++++ Available data

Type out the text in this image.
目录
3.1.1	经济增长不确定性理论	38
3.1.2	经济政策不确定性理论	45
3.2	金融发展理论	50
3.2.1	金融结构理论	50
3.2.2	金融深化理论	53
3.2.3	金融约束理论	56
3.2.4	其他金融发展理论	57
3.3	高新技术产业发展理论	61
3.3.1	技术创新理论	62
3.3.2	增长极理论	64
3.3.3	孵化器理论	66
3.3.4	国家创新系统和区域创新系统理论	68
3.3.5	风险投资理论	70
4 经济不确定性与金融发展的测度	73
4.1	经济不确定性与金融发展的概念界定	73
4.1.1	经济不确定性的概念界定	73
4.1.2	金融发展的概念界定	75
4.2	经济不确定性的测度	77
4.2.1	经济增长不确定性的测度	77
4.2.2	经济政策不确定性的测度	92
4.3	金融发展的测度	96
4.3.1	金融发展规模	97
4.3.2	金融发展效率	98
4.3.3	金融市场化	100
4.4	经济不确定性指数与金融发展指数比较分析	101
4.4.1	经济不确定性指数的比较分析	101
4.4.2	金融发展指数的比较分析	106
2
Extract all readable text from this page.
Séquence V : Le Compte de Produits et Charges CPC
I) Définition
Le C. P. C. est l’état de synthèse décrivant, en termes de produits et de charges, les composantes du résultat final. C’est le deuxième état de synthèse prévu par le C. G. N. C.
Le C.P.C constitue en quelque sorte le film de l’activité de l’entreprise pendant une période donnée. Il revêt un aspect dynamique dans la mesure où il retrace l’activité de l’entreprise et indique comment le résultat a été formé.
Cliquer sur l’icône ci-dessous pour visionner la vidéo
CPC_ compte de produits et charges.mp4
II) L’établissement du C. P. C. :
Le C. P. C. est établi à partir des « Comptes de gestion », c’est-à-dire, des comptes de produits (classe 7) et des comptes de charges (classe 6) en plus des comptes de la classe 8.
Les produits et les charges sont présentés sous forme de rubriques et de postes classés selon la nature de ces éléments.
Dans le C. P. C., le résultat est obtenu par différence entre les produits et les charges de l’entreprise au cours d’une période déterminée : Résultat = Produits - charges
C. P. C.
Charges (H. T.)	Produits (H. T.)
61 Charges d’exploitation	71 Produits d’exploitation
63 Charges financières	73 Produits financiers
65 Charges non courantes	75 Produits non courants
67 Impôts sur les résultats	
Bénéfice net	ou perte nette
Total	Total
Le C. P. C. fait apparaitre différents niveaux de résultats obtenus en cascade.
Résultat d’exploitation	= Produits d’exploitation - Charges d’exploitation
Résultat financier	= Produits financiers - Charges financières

++++++++

(Aim of the task): Find the word "résultats" and list each line it appears in.

(Answer in full):
67 Impôts sur les résultats	
Le C. P. C. fait apparaitre différents niveaux de résultats obtenus en cascade.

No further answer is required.